§ PROBLEM TO SOLVE
Drop the pictures, then extract the listing word for word.
○ ○ ○ ○ ○ ○ ○
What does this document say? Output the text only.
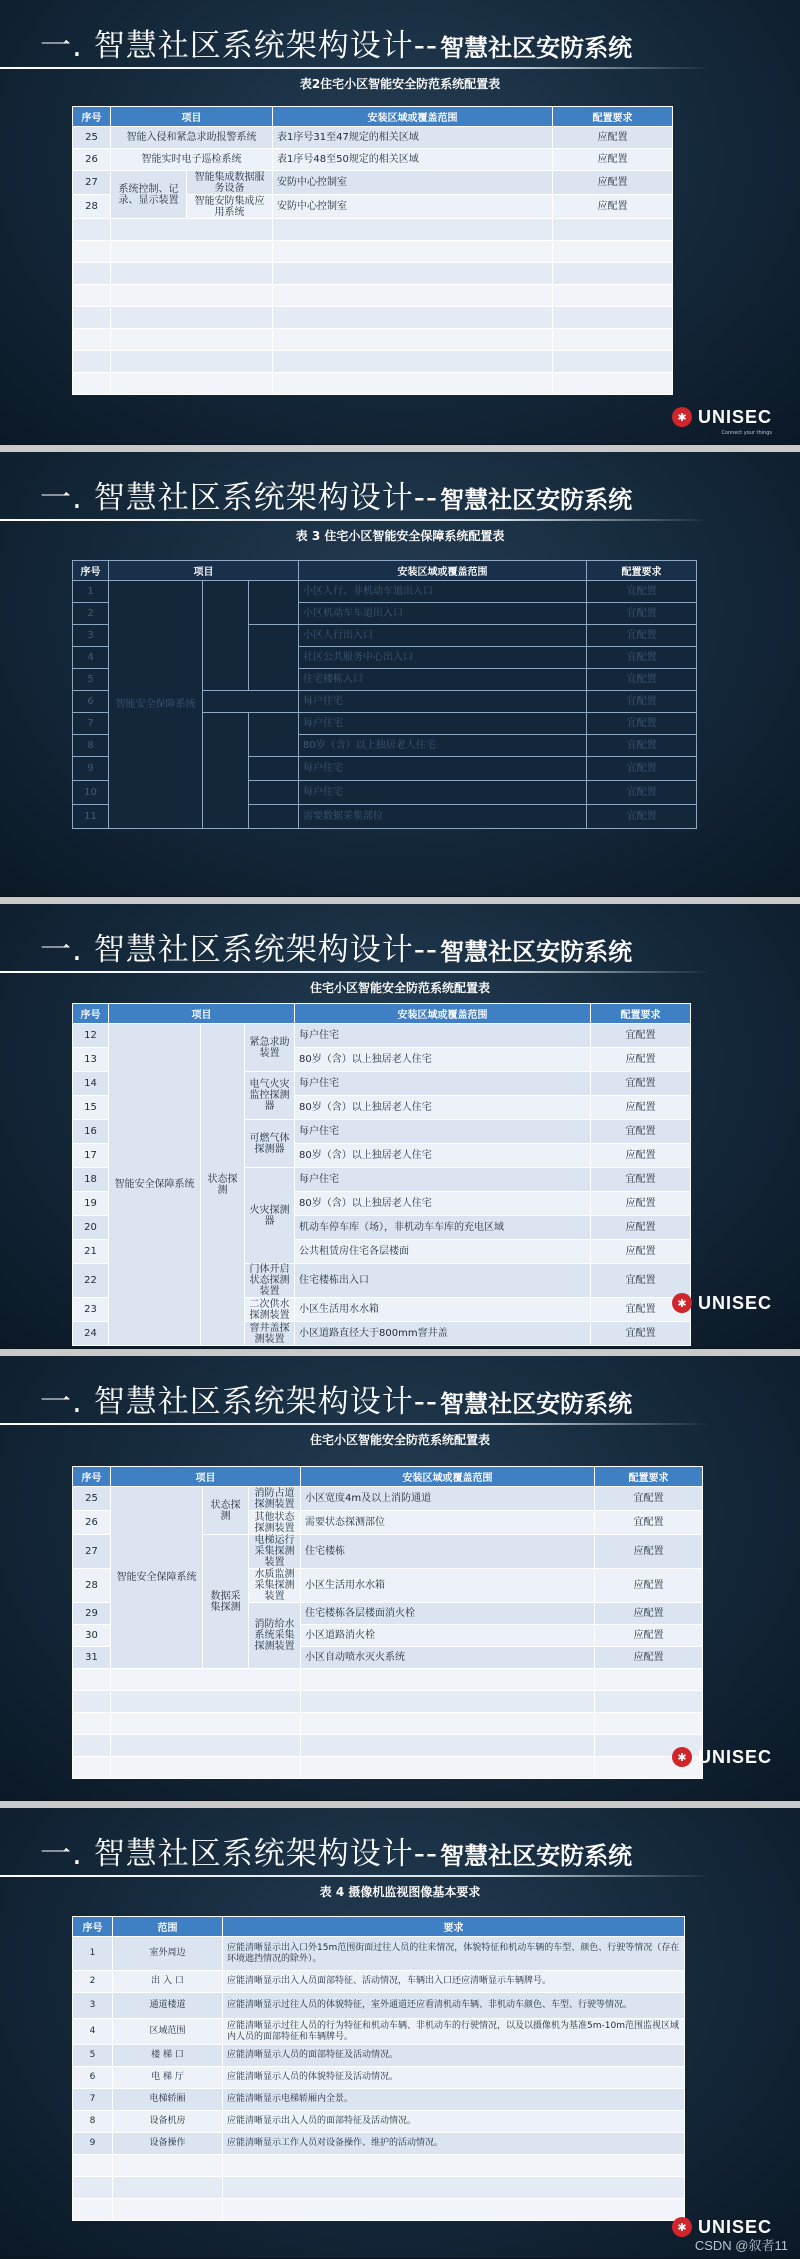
一. 智慧社区系统架构设计--智慧社区安防系统
表2住宅小区智能安全防范系统配置表
序号	项目		安装区域或覆盖范围	配置要求
25	智能入侵和紧急求助报警系统		表1序号31至47规定的相关区域	应配置
26	智能实时电子巡检系统		表1序号48至50规定的相关区域	应配置
27	系统控制、记录、显示装置	智能集成数据服务设备	安防中心控制室	应配置
28		智能安防集成应用系统	安防中心控制室	应配置

✱ UNISEC
Connect your things
一. 智慧社区系统架构设计--智慧社区安防系统
表 3 住宅小区智能安全保障系统配置表
序号	项目			安装区域或覆盖范围	配置要求
1	智能安全保障系统			小区人行、非机动车道出入口	宜配置
2				小区机动车车道出入口	宜配置
3				小区人行出入口	宜配置
4				社区公共服务中心出入口	宜配置
5				住宅楼栋入口	宜配置
6				每户住宅	宜配置
7				每户住宅	宜配置
8				80岁（含）以上独居老人住宅	宜配置
9				每户住宅	宜配置
10				每户住宅	宜配置
11				需要数据采集部位	宜配置
一. 智慧社区系统架构设计--智慧社区安防系统
住宅小区智能安全防范系统配置表
序号	项目			安装区域或覆盖范围	配置要求
12	智能安全保障系统	状态探测	紧急求助装置	每户住宅	宜配置
13				80岁（含）以上独居老人住宅	应配置
14			电气火灾监控探测器	每户住宅	宜配置
15				80岁（含）以上独居老人住宅	应配置
16			可燃气体探测器	每户住宅	宜配置
17				80岁（含）以上独居老人住宅	应配置
18			火灾探测器	每户住宅	宜配置
19				80岁（含）以上独居老人住宅	应配置
20				机动车停车库（场），非机动车车库的充电区域	应配置
21				公共租赁房住宅各层楼面	应配置
22			门体开启状态探测装置	住宅楼栋出入口	宜配置
23			二次供水探测装置	小区生活用水水箱	宜配置
24			窨井盖探测装置	小区道路直径大于800mm窨井盖	宜配置
✱ UNISEC
一. 智慧社区系统架构设计--智慧社区安防系统
住宅小区智能安全防范系统配置表
序号	项目			安装区域或覆盖范围	配置要求
25	智能安全保障系统	状态探测	消防占道探测装置	小区宽度4m及以上消防通道	宜配置
26			其他状态探测装置	需要状态探测部位	宜配置
27		数据采集探测	电梯运行采集探测装置	住宅楼栋	应配置
28			水质监测采集探测装置	小区生活用水水箱	应配置
29			消防给水系统采集探测装置	住宅楼栋各层楼面消火栓	应配置
30				小区道路消火栓	应配置
31				小区自动喷水灭火系统	应配置

✱ UNISEC
一. 智慧社区系统架构设计--智慧社区安防系统
表 4 摄像机监视图像基本要求
序号	范围	要求
1	室外周边	应能清晰显示出入口外15m范围街面过往人员的往来情况，体貌特征和机动车辆的车型、颜色、行驶等情况（存在环境遮挡情况的除外）。
2	出 入 口	应能清晰显示出入人员面部特征、活动情况，车辆出入口还应清晰显示车辆牌号。
3	通道楼道	应能清晰显示过往人员的体貌特征，室外通道还应看清机动车辆、非机动车颜色、车型、行驶等情况。
4	区域范围	应能清晰显示过往人员的行为特征和机动车辆、非机动车的行驶情况，以及以摄像机为基准5m-10m范围监视区域内人员的面部特征和车辆牌号。
5	楼 梯 口	应能清晰显示人员的面部特征及活动情况。
6	电 梯 厅	应能清晰显示人员的体貌特征及活动情况。
7	电梯轿厢	应能清晰显示电梯轿厢内全景。
8	设备机房	应能清晰显示出入人员的面部特征及活动情况。
9	设备操作	应能清晰显示工作人员对设备操作、维护的活动情况。

✱ UNISEC
CSDN @叙者11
○ ○ ○ ○ ○ ○ ○
§ SOLVED PROBLEM
What does this document say? Output the text only.
一. 智慧社区系统架构设计--智慧社区安防系统
表2住宅小区智能安全防范系统配置表
序号	项目		安装区域或覆盖范围	配置要求
25	智能入侵和紧急求助报警系统		表1序号31至47规定的相关区域	应配置
26	智能实时电子巡检系统		表1序号48至50规定的相关区域	应配置
27	系统控制、记录、显示装置	智能集成数据服务设备	安防中心控制室	应配置
28		智能安防集成应用系统	安防中心控制室	应配置

✱ UNISEC
Connect your things
一. 智慧社区系统架构设计--智慧社区安防系统
表 3 住宅小区智能安全保障系统配置表
序号	项目			安装区域或覆盖范围	配置要求
1	智能安全保障系统			小区人行、非机动车道出入口	宜配置
2				小区机动车车道出入口	宜配置
3				小区人行出入口	宜配置
4				社区公共服务中心出入口	宜配置
5				住宅楼栋入口	宜配置
6				每户住宅	宜配置
7				每户住宅	宜配置
8				80岁（含）以上独居老人住宅	宜配置
9				每户住宅	宜配置
10				每户住宅	宜配置
11				需要数据采集部位	宜配置
一. 智慧社区系统架构设计--智慧社区安防系统
住宅小区智能安全防范系统配置表
序号	项目			安装区域或覆盖范围	配置要求
12	智能安全保障系统	状态探测	紧急求助装置	每户住宅	宜配置
13				80岁（含）以上独居老人住宅	应配置
14			电气火灾监控探测器	每户住宅	宜配置
15				80岁（含）以上独居老人住宅	应配置
16			可燃气体探测器	每户住宅	宜配置
17				80岁（含）以上独居老人住宅	应配置
18			火灾探测器	每户住宅	宜配置
19				80岁（含）以上独居老人住宅	应配置
20				机动车停车库（场），非机动车车库的充电区域	应配置
21				公共租赁房住宅各层楼面	应配置
22			门体开启状态探测装置	住宅楼栋出入口	宜配置
23			二次供水探测装置	小区生活用水水箱	宜配置
24			窨井盖探测装置	小区道路直径大于800mm窨井盖	宜配置
✱ UNISEC
一. 智慧社区系统架构设计--智慧社区安防系统
住宅小区智能安全防范系统配置表
序号	项目			安装区域或覆盖范围	配置要求
25	智能安全保障系统	状态探测	消防占道探测装置	小区宽度4m及以上消防通道	宜配置
26			其他状态探测装置	需要状态探测部位	宜配置
27		数据采集探测	电梯运行采集探测装置	住宅楼栋	应配置
28			水质监测采集探测装置	小区生活用水水箱	应配置
29			消防给水系统采集探测装置	住宅楼栋各层楼面消火栓	应配置
30				小区道路消火栓	应配置
31				小区自动喷水灭火系统	应配置

✱ UNISEC
一. 智慧社区系统架构设计--智慧社区安防系统
表 4 摄像机监视图像基本要求
序号	范围	要求
1	室外周边	应能清晰显示出入口外15m范围街面过往人员的往来情况，体貌特征和机动车辆的车型、颜色、行驶等情况（存在环境遮挡情况的除外）。
2	出 入 口	应能清晰显示出入人员面部特征、活动情况，车辆出入口还应清晰显示车辆牌号。
3	通道楼道	应能清晰显示过往人员的体貌特征，室外通道还应看清机动车辆、非机动车颜色、车型、行驶等情况。
4	区域范围	应能清晰显示过往人员的行为特征和机动车辆、非机动车的行驶情况，以及以摄像机为基准5m-10m范围监视区域内人员的面部特征和车辆牌号。
5	楼 梯 口	应能清晰显示人员的面部特征及活动情况。
6	电 梯 厅	应能清晰显示人员的体貌特征及活动情况。
7	电梯轿厢	应能清晰显示电梯轿厢内全景。
8	设备机房	应能清晰显示出入人员的面部特征及活动情况。
9	设备操作	应能清晰显示工作人员对设备操作、维护的活动情况。

✱ UNISEC
CSDN @叙者11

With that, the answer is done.